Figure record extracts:
## begin
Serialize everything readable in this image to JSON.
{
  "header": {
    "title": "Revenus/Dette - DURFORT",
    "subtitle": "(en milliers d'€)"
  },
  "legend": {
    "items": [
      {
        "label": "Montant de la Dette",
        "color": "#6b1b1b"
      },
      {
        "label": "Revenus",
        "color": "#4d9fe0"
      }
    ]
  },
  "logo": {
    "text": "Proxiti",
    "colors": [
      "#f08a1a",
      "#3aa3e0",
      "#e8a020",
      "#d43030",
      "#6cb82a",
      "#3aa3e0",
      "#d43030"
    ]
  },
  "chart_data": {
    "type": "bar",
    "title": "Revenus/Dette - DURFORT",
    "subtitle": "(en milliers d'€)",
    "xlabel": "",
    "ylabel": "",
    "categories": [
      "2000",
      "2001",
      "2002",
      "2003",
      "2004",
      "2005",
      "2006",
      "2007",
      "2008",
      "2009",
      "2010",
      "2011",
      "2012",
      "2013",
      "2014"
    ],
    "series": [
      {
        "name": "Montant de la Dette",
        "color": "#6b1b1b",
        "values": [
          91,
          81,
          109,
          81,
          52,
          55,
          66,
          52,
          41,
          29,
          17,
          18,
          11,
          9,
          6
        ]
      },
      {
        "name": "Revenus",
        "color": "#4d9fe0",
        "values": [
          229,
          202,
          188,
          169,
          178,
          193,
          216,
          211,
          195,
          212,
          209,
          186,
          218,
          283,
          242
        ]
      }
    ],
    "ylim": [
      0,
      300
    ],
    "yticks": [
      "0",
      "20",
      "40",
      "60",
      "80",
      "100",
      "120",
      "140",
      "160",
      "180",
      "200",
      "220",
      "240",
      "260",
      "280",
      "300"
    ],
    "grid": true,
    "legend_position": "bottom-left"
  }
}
## end
## begin
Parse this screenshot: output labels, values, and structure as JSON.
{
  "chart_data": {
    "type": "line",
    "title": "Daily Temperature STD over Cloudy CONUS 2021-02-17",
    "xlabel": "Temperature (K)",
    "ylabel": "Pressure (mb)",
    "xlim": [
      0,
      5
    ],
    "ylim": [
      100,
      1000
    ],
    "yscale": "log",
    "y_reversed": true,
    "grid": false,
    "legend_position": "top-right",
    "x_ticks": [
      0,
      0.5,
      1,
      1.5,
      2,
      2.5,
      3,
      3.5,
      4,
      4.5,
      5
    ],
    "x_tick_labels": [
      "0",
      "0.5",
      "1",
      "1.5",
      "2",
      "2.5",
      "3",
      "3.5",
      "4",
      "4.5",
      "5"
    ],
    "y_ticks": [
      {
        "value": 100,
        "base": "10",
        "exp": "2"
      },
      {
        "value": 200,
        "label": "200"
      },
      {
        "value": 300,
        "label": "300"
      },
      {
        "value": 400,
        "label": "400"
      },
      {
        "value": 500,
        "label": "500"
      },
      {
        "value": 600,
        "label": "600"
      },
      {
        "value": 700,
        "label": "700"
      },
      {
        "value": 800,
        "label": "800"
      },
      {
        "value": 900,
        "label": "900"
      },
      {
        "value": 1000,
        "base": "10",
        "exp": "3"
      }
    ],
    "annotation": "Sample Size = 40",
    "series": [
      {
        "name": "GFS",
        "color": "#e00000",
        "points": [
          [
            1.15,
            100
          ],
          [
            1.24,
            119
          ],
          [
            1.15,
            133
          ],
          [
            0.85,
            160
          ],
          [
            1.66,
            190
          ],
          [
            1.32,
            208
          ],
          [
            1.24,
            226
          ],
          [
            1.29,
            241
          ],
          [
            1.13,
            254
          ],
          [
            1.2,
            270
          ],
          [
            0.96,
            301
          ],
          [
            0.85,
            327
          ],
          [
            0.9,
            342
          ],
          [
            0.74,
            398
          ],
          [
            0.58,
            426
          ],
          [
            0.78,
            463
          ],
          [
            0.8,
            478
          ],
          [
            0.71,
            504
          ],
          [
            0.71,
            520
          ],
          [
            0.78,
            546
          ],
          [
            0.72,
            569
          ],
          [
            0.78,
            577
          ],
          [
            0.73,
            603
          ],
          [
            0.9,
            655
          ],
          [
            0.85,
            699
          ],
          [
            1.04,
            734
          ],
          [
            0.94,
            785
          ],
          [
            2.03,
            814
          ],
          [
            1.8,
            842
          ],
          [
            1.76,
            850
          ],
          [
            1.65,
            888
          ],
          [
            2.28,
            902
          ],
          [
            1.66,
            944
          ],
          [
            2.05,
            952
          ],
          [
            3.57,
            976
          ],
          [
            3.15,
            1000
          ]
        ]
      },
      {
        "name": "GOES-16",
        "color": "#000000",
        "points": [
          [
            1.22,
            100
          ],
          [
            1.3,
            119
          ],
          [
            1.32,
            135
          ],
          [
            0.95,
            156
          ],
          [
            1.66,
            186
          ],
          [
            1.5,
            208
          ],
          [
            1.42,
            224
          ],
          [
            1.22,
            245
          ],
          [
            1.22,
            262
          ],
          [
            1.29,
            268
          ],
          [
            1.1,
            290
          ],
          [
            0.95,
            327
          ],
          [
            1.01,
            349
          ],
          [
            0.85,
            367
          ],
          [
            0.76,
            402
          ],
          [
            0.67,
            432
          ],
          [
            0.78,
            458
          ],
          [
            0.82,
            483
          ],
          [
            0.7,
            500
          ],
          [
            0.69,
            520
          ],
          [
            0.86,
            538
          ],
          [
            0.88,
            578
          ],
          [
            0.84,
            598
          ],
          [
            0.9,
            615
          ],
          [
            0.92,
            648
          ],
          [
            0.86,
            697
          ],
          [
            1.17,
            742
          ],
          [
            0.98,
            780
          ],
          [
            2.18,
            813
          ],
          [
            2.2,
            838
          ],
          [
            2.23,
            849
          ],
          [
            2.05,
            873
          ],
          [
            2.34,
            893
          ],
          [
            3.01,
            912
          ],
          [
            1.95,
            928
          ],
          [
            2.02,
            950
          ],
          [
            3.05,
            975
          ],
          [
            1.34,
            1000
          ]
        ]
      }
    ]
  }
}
## end
[WHAT THE TASK REQUIRES] Select and copy every line from the records that includes the word "subtitle".

[FULL RESPONSE]
    "subtitle": "(en milliers d'€)"
    "subtitle": "(en milliers d'€)",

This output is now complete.